**Given task**
State only the count of lines in the listing below that hold "ylabel".

-- Material provided start --

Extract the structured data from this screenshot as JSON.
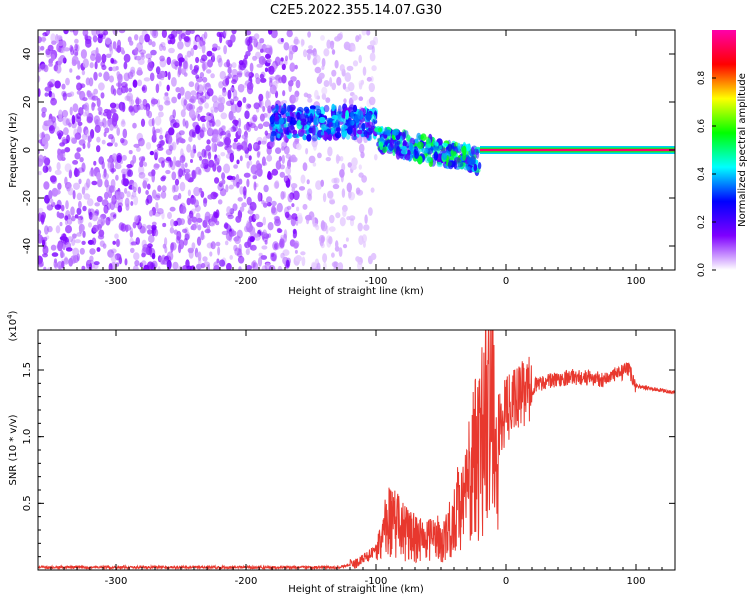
{
  "figure": {
    "title": "C2E5.2022.355.14.07.G30"
  },
  "chart_data": [
    {
      "type": "heatmap",
      "xlabel": "Height of straight line (km)",
      "ylabel": "Frequency (Hz)",
      "xlim": [
        -360,
        130
      ],
      "ylim": [
        -50,
        50
      ],
      "xticks": [
        -300,
        -200,
        -100,
        0,
        100
      ],
      "yticks": [
        -40,
        -20,
        0,
        20,
        40
      ],
      "colorbar": {
        "label": "Normalized spectral amplitude",
        "range": [
          0,
          1
        ],
        "ticks": [
          "0.0",
          "0.2",
          "0.4",
          "0.6",
          "0.8"
        ],
        "colors": [
          "#ffffff",
          "#7f00ff",
          "#0000ff",
          "#00ffff",
          "#00ff00",
          "#ffff00",
          "#ff0000",
          "#ff00aa"
        ]
      },
      "regions": [
        {
          "x": [
            -360,
            -160
          ],
          "freq": [
            -50,
            50
          ],
          "amplitude": 0.12
        },
        {
          "x": [
            -160,
            -100
          ],
          "freq": [
            -50,
            50
          ],
          "amplitude": 0.05
        },
        {
          "x": [
            -180,
            -100
          ],
          "freq": [
            5,
            18
          ],
          "amplitude": 0.35
        },
        {
          "x": [
            -100,
            -20
          ],
          "freq_start": [
            0,
            10
          ],
          "freq_end": [
            -10,
            0
          ],
          "amplitude": 0.45
        },
        {
          "x": [
            -20,
            130
          ],
          "freq": [
            -1,
            1
          ],
          "amplitude": 0.95
        }
      ]
    },
    {
      "type": "line",
      "xlabel": "Height of straight line (km)",
      "ylabel": "SNR (10 * v/v)",
      "y_multiplier": "(x10",
      "y_multiplier_exp": "4",
      "y_multiplier_close": ")",
      "xlim": [
        -360,
        130
      ],
      "ylim": [
        0,
        1.8
      ],
      "xticks": [
        -300,
        -200,
        -100,
        0,
        100
      ],
      "yticks": [
        0.5,
        1.0,
        1.5
      ],
      "series": [
        {
          "color": "#e8382e",
          "points": [
            [
              -360,
              0.02
            ],
            [
              -300,
              0.02
            ],
            [
              -200,
              0.02
            ],
            [
              -130,
              0.02
            ],
            [
              -115,
              0.05
            ],
            [
              -100,
              0.15
            ],
            [
              -90,
              0.45
            ],
            [
              -75,
              0.3
            ],
            [
              -60,
              0.25
            ],
            [
              -45,
              0.3
            ],
            [
              -35,
              0.6
            ],
            [
              -25,
              0.9
            ],
            [
              -18,
              1.2
            ],
            [
              -12,
              1.85
            ],
            [
              -8,
              1.0
            ],
            [
              0,
              1.2
            ],
            [
              10,
              1.3
            ],
            [
              25,
              1.4
            ],
            [
              50,
              1.45
            ],
            [
              75,
              1.43
            ],
            [
              95,
              1.5
            ],
            [
              100,
              1.38
            ],
            [
              130,
              1.33
            ]
          ]
        }
      ]
    }
  ]
}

-- Material provided end --

**Reply**
2